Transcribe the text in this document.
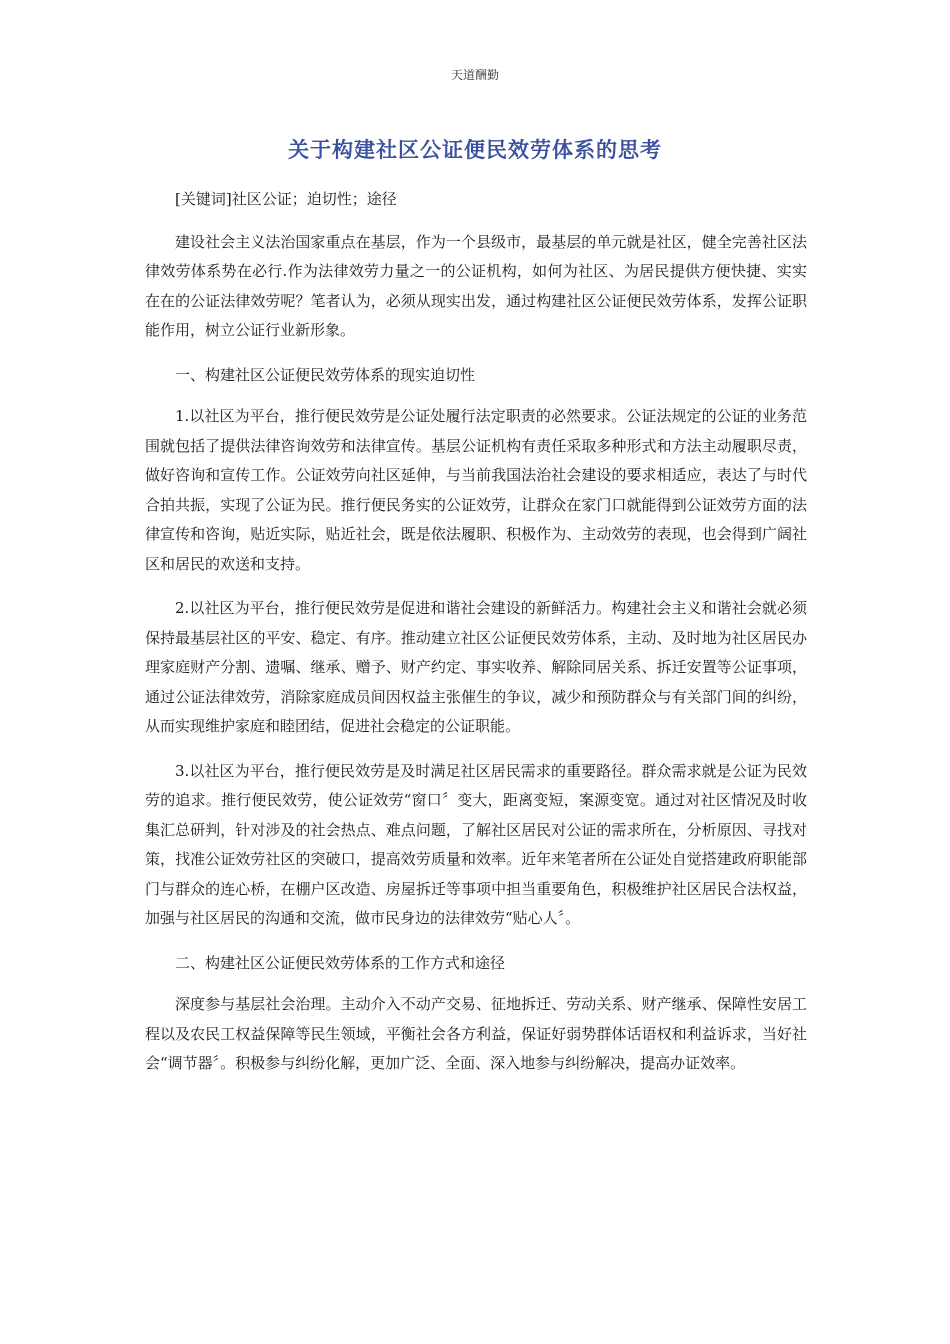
天道酬勤
关于构建社区公证便民效劳体系的思考

[关键词]社区公证；迫切性；途径

建设社会主义法治国家重点在基层，作为一个县级市，最基层的单元就是社区，健全完善社区法律效劳体系势在必行.作为法律效劳力量之一的公证机构，如何为社区、为居民提供方便快捷、实实在在的公证法律效劳呢？笔者认为，必须从现实出发，通过构建社区公证便民效劳体系，发挥公证职能作用，树立公证行业新形象。

一、构建社区公证便民效劳体系的现实迫切性

1.以社区为平台，推行便民效劳是公证处履行法定职责的必然要求。公证法规定的公证的业务范围就包括了提供法律咨询效劳和法律宣传。基层公证机构有责任采取多种形式和方法主动履职尽责，做好咨询和宣传工作。公证效劳向社区延伸，与当前我国法治社会建设的要求相适应，表达了与时代合拍共振，实现了公证为民。推行便民务实的公证效劳，让群众在家门口就能得到公证效劳方面的法律宣传和咨询，贴近实际，贴近社会，既是依法履职、积极作为、主动效劳的表现，也会得到广阔社区和居民的欢送和支持。

2.以社区为平台，推行便民效劳是促进和谐社会建设的新鲜活力。构建社会主义和谐社会就必须保持最基层社区的平安、稳定、有序。推动建立社区公证便民效劳体系，主动、及时地为社区居民办理家庭财产分割、遗嘱、继承、赠予、财产约定、事实收养、解除同居关系、拆迁安置等公证事项，通过公证法律效劳，消除家庭成员间因权益主张催生的争议，减少和预防群众与有关部门间的纠纷，从而实现维护家庭和睦团结，促进社会稳定的公证职能。

3.以社区为平台，推行便民效劳是及时满足社区居民需求的重要路径。群众需求就是公证为民效劳的追求。推行便民效劳，使公证效劳“窗口〞变大，距离变短，案源变宽。通过对社区情况及时收集汇总研判，针对涉及的社会热点、难点问题，了解社区居民对公证的需求所在，分析原因、寻找对策，找准公证效劳社区的突破口，提高效劳质量和效率。近年来笔者所在公证处自觉搭建政府职能部门与群众的连心桥，在棚户区改造、房屋拆迁等事项中担当重要角色，积极维护社区居民合法权益，加强与社区居民的沟通和交流，做市民身边的法律效劳“贴心人〞。

二、构建社区公证便民效劳体系的工作方式和途径

深度参与基层社会治理。主动介入不动产交易、征地拆迁、劳动关系、财产继承、保障性安居工程以及农民工权益保障等民生领域，平衡社会各方利益，保证好弱势群体话语权和利益诉求，当好社会“调节器〞。积极参与纠纷化解，更加广泛、全面、深入地参与纠纷解决，提高办证效率。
* * *
_What to do_
Pictures in the data above should not be copied; transcribe everything else exactly.

_Task result_
Transcribe the text in this document.
天道酬勤
关于构建社区公证便民效劳体系的思考

[关键词]社区公证；迫切性；途径

建设社会主义法治国家重点在基层，作为一个县级市，最基层的单元就是社区，健全完善社区法律效劳体系势在必行.作为法律效劳力量之一的公证机构，如何为社区、为居民提供方便快捷、实实在在的公证法律效劳呢？笔者认为，必须从现实出发，通过构建社区公证便民效劳体系，发挥公证职能作用，树立公证行业新形象。

一、构建社区公证便民效劳体系的现实迫切性

1.以社区为平台，推行便民效劳是公证处履行法定职责的必然要求。公证法规定的公证的业务范围就包括了提供法律咨询效劳和法律宣传。基层公证机构有责任采取多种形式和方法主动履职尽责，做好咨询和宣传工作。公证效劳向社区延伸，与当前我国法治社会建设的要求相适应，表达了与时代合拍共振，实现了公证为民。推行便民务实的公证效劳，让群众在家门口就能得到公证效劳方面的法律宣传和咨询，贴近实际，贴近社会，既是依法履职、积极作为、主动效劳的表现，也会得到广阔社区和居民的欢送和支持。

2.以社区为平台，推行便民效劳是促进和谐社会建设的新鲜活力。构建社会主义和谐社会就必须保持最基层社区的平安、稳定、有序。推动建立社区公证便民效劳体系，主动、及时地为社区居民办理家庭财产分割、遗嘱、继承、赠予、财产约定、事实收养、解除同居关系、拆迁安置等公证事项，通过公证法律效劳，消除家庭成员间因权益主张催生的争议，减少和预防群众与有关部门间的纠纷，从而实现维护家庭和睦团结，促进社会稳定的公证职能。

3.以社区为平台，推行便民效劳是及时满足社区居民需求的重要路径。群众需求就是公证为民效劳的追求。推行便民效劳，使公证效劳“窗口〞变大，距离变短，案源变宽。通过对社区情况及时收集汇总研判，针对涉及的社会热点、难点问题，了解社区居民对公证的需求所在，分析原因、寻找对策，找准公证效劳社区的突破口，提高效劳质量和效率。近年来笔者所在公证处自觉搭建政府职能部门与群众的连心桥，在棚户区改造、房屋拆迁等事项中担当重要角色，积极维护社区居民合法权益，加强与社区居民的沟通和交流，做市民身边的法律效劳“贴心人〞。

二、构建社区公证便民效劳体系的工作方式和途径

深度参与基层社会治理。主动介入不动产交易、征地拆迁、劳动关系、财产继承、保障性安居工程以及农民工权益保障等民生领域，平衡社会各方利益，保证好弱势群体话语权和利益诉求，当好社会“调节器〞。积极参与纠纷化解，更加广泛、全面、深入地参与纠纷解决，提高办证效率。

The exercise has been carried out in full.